Dataset entries
====

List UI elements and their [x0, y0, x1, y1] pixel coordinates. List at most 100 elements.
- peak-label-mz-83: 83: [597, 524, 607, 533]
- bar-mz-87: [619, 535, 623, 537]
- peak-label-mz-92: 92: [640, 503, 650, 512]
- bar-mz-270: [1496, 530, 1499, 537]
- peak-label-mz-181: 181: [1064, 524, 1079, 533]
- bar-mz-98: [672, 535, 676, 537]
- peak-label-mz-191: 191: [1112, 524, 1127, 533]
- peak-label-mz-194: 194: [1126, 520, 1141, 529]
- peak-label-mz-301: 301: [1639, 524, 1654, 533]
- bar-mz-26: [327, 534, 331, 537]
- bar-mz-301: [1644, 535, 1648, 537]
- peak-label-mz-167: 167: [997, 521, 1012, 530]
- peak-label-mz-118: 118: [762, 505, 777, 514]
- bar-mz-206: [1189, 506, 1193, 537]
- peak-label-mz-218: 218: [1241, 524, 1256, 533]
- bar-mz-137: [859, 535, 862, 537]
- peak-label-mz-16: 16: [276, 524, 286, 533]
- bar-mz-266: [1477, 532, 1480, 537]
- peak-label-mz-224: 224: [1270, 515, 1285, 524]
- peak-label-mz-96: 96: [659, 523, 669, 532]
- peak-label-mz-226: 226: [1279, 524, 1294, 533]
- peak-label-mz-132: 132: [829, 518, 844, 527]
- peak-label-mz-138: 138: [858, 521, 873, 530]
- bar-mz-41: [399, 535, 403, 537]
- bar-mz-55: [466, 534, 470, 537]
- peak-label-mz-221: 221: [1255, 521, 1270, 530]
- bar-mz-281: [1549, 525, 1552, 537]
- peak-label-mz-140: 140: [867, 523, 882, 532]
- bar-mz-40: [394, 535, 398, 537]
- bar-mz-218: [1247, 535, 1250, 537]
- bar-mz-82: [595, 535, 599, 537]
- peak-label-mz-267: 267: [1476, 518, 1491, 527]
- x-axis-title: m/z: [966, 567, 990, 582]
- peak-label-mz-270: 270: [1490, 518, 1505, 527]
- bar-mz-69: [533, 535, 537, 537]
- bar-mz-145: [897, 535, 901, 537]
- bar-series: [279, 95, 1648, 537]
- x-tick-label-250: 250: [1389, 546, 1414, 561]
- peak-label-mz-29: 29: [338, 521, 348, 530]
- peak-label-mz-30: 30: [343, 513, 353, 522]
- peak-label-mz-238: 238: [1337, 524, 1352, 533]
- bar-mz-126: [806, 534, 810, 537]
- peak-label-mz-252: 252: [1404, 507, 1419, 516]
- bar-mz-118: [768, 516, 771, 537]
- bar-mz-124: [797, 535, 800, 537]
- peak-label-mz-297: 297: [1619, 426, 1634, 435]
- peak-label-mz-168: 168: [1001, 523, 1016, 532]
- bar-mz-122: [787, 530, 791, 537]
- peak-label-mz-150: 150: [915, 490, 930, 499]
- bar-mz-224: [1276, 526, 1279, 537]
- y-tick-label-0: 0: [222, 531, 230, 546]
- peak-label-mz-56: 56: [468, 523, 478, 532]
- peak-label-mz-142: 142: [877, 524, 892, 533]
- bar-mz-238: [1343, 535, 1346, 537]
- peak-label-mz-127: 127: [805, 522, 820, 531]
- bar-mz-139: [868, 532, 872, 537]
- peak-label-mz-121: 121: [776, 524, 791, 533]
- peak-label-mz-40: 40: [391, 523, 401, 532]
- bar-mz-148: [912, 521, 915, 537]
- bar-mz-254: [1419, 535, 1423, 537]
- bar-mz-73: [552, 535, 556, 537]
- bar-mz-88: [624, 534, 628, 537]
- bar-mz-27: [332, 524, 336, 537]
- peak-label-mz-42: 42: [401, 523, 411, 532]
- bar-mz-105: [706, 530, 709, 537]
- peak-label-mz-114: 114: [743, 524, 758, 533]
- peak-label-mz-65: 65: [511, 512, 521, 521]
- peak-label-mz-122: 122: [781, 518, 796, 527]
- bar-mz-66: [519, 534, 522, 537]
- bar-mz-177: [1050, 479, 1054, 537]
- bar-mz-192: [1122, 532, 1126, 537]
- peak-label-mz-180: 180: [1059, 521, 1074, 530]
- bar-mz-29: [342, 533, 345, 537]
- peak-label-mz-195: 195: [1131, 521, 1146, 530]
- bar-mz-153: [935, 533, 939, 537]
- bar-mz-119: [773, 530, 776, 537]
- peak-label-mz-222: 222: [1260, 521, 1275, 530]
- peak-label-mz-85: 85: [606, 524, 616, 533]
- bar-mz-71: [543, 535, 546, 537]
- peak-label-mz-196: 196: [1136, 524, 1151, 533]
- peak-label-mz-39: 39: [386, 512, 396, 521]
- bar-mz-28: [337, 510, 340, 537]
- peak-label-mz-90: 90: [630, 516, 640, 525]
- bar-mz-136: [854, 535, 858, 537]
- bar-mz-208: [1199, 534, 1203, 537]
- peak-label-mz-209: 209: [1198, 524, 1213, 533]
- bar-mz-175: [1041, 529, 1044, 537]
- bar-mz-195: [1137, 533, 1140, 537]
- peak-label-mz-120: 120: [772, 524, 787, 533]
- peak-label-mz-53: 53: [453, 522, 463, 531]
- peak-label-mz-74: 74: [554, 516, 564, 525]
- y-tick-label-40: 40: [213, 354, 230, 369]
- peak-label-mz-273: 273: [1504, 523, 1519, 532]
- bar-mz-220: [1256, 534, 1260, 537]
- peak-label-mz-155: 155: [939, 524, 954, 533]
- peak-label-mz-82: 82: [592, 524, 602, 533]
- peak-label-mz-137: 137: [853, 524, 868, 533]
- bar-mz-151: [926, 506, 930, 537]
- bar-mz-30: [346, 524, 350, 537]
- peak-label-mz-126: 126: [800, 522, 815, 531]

====

WHAT YOU HAVE TO DO
Count the lines in the records above that contain the string "tick", and give only the number.

TASK RESULT
3